=== Information supplied ===
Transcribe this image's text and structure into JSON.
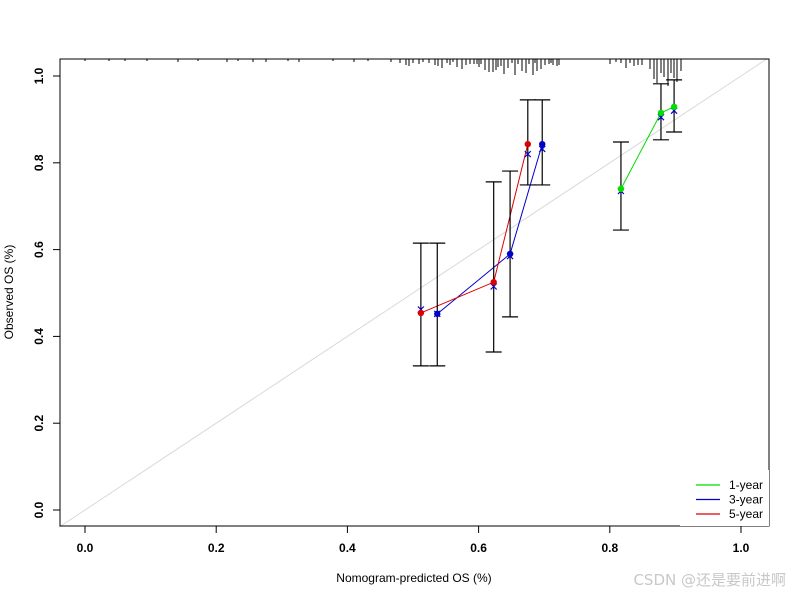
{
  "chart_data": {
    "type": "line",
    "subtype": "calibration_plot",
    "title": "",
    "xlabel": "Nomogram-predicted OS (%)",
    "ylabel": "Observed OS (%)",
    "xlim": [
      -0.04,
      1.04
    ],
    "ylim": [
      -0.04,
      1.04
    ],
    "x_ticks": [
      "0.0",
      "0.2",
      "0.4",
      "0.6",
      "0.8",
      "1.0"
    ],
    "y_ticks": [
      "0.0",
      "0.2",
      "0.4",
      "0.6",
      "0.8",
      "1.0"
    ],
    "grid": false,
    "reference_line": {
      "from": [
        0,
        0
      ],
      "to": [
        1,
        1
      ],
      "color": "#d9d9d9"
    },
    "legend": {
      "position": "bottom-right",
      "entries": [
        "1-year",
        "3-year",
        "5-year"
      ]
    },
    "series": [
      {
        "name": "1-year",
        "color": "#00dd00",
        "x": [
          0.817,
          0.878,
          0.898
        ],
        "y": [
          0.74,
          0.915,
          0.929
        ],
        "ci_low": [
          0.645,
          0.853,
          0.871
        ],
        "ci_high": [
          0.848,
          0.982,
          0.991
        ],
        "bias_corrected_y": [
          0.735,
          0.905,
          0.92
        ]
      },
      {
        "name": "3-year",
        "color": "#0000cc",
        "x": [
          0.537,
          0.648,
          0.697
        ],
        "y": [
          0.452,
          0.59,
          0.843
        ],
        "ci_low": [
          0.332,
          0.445,
          0.749
        ],
        "ci_high": [
          0.615,
          0.781,
          0.945
        ],
        "bias_corrected_y": [
          0.452,
          0.585,
          0.832
        ]
      },
      {
        "name": "5-year",
        "color": "#dd0000",
        "x": [
          0.512,
          0.623,
          0.675
        ],
        "y": [
          0.454,
          0.525,
          0.843
        ],
        "ci_low": [
          0.332,
          0.364,
          0.749
        ],
        "ci_high": [
          0.615,
          0.756,
          0.945
        ],
        "bias_corrected_y": [
          0.462,
          0.515,
          0.82
        ]
      }
    ],
    "rug_top": {
      "description": "distribution of predicted values shown as tick marks hanging from top border",
      "dense_ranges": [
        [
          0.55,
          0.72
        ],
        [
          0.85,
          0.9
        ]
      ]
    }
  },
  "watermark": "CSDN @还是要前进啊"
}
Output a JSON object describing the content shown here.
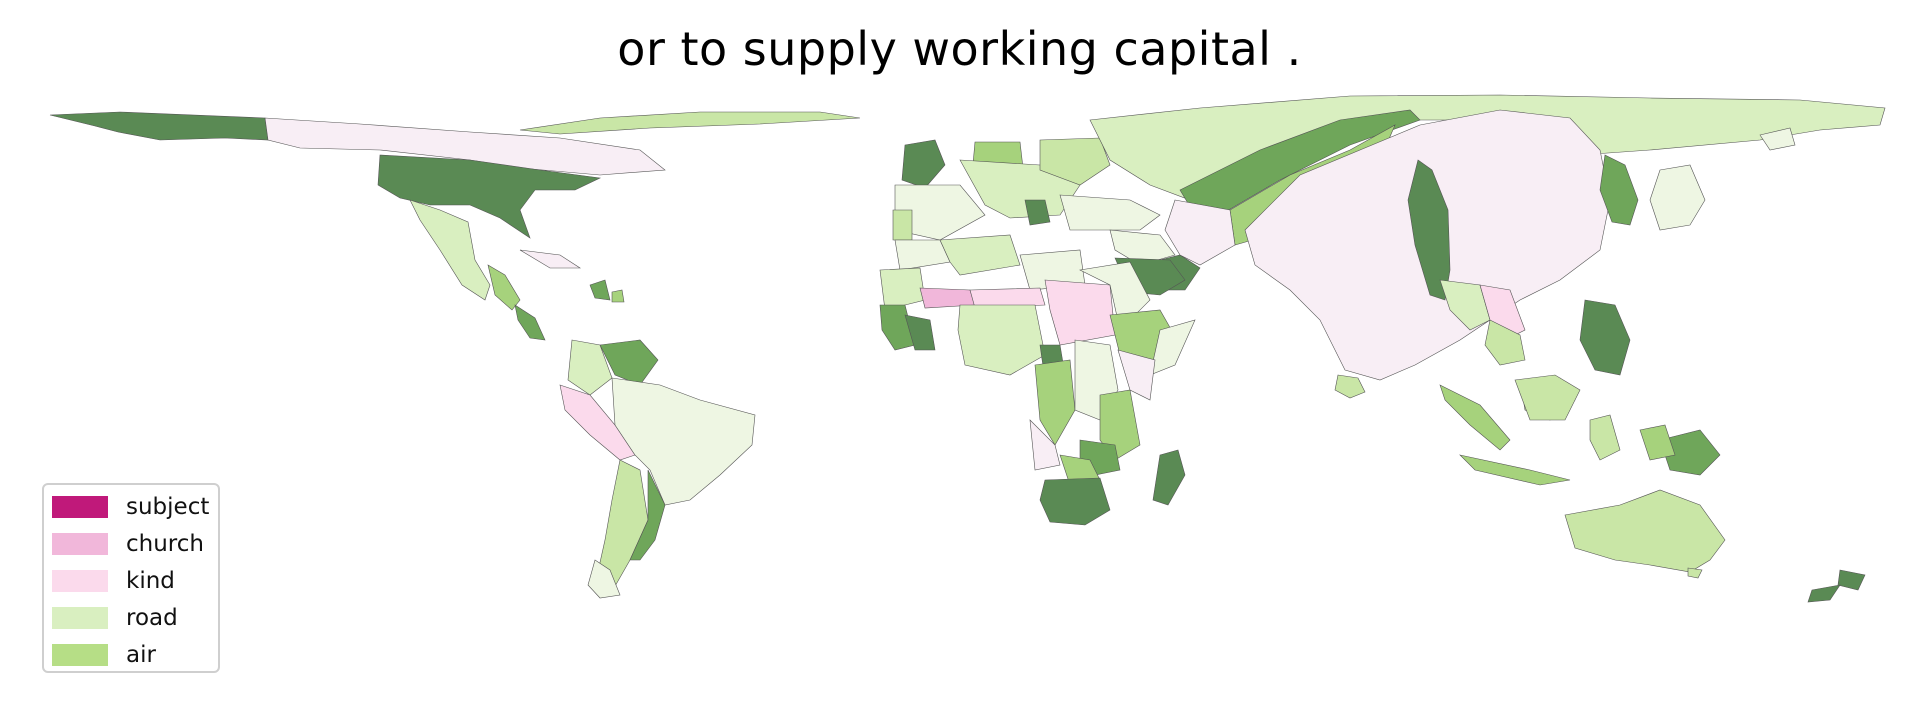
{
  "title": "or to supply working capital .",
  "legend": {
    "items": [
      {
        "label": "subject",
        "color": "#c0197a"
      },
      {
        "label": "church",
        "color": "#f1b7da"
      },
      {
        "label": "kind",
        "color": "#fbdaec"
      },
      {
        "label": "road",
        "color": "#d9efc0"
      },
      {
        "label": "air",
        "color": "#b6de86"
      }
    ]
  },
  "palette": {
    "darkest": "#5a8a54",
    "dark": "#6fa65a",
    "mid": "#a6d27c",
    "air": "#b6de86",
    "light": "#c9e6a6",
    "road": "#d9efc0",
    "paler": "#eef6e3",
    "pinkish": "#f8eef5",
    "kind": "#fbdaec",
    "church": "#f1b7da"
  }
}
===
**Given problem:**
Retype all entries exactly as they appear, dropping the images.

**Output of the exercise:**
Transcribe this image's text and structure into JSON.
{
  "chart_data": {
    "type": "line",
    "subtype": "calibration_plot",
    "title": "",
    "xlabel": "Nomogram-predicted OS (%)",
    "ylabel": "Observed OS (%)",
    "xlim": [
      -0.04,
      1.04
    ],
    "ylim": [
      -0.04,
      1.04
    ],
    "x_ticks": [
      "0.0",
      "0.2",
      "0.4",
      "0.6",
      "0.8",
      "1.0"
    ],
    "y_ticks": [
      "0.0",
      "0.2",
      "0.4",
      "0.6",
      "0.8",
      "1.0"
    ],
    "grid": false,
    "reference_line": {
      "from": [
        0,
        0
      ],
      "to": [
        1,
        1
      ],
      "color": "#d9d9d9"
    },
    "legend": {
      "position": "bottom-right",
      "entries": [
        "1-year",
        "3-year",
        "5-year"
      ]
    },
    "series": [
      {
        "name": "1-year",
        "color": "#00dd00",
        "x": [
          0.817,
          0.878,
          0.898
        ],
        "y": [
          0.74,
          0.915,
          0.929
        ],
        "ci_low": [
          0.645,
          0.853,
          0.871
        ],
        "ci_high": [
          0.848,
          0.982,
          0.991
        ],
        "bias_corrected_y": [
          0.735,
          0.905,
          0.92
        ]
      },
      {
        "name": "3-year",
        "color": "#0000cc",
        "x": [
          0.537,
          0.648,
          0.697
        ],
        "y": [
          0.452,
          0.59,
          0.843
        ],
        "ci_low": [
          0.332,
          0.445,
          0.749
        ],
        "ci_high": [
          0.615,
          0.781,
          0.945
        ],
        "bias_corrected_y": [
          0.452,
          0.585,
          0.832
        ]
      },
      {
        "name": "5-year",
        "color": "#dd0000",
        "x": [
          0.512,
          0.623,
          0.675
        ],
        "y": [
          0.454,
          0.525,
          0.843
        ],
        "ci_low": [
          0.332,
          0.364,
          0.749
        ],
        "ci_high": [
          0.615,
          0.756,
          0.945
        ],
        "bias_corrected_y": [
          0.462,
          0.515,
          0.82
        ]
      }
    ],
    "rug_top": {
      "description": "distribution of predicted values shown as tick marks hanging from top border",
      "dense_ranges": [
        [
          0.55,
          0.72
        ],
        [
          0.85,
          0.9
        ]
      ]
    }
  },
  "watermark": "CSDN @还是要前进啊"
}
Output a JSON object describing the content shown here.
{
  "title": "or to supply working capital .",
  "legend": {
    "items": [
      {
        "label": "subject",
        "color": "#c0197a"
      },
      {
        "label": "church",
        "color": "#f1b7da"
      },
      {
        "label": "kind",
        "color": "#fbdaec"
      },
      {
        "label": "road",
        "color": "#d9efc0"
      },
      {
        "label": "air",
        "color": "#b6de86"
      }
    ]
  },
  "palette": {
    "darkest": "#5a8a54",
    "dark": "#6fa65a",
    "mid": "#a6d27c",
    "air": "#b6de86",
    "light": "#c9e6a6",
    "road": "#d9efc0",
    "paler": "#eef6e3",
    "pinkish": "#f8eef5",
    "kind": "#fbdaec",
    "church": "#f1b7da"
  }
}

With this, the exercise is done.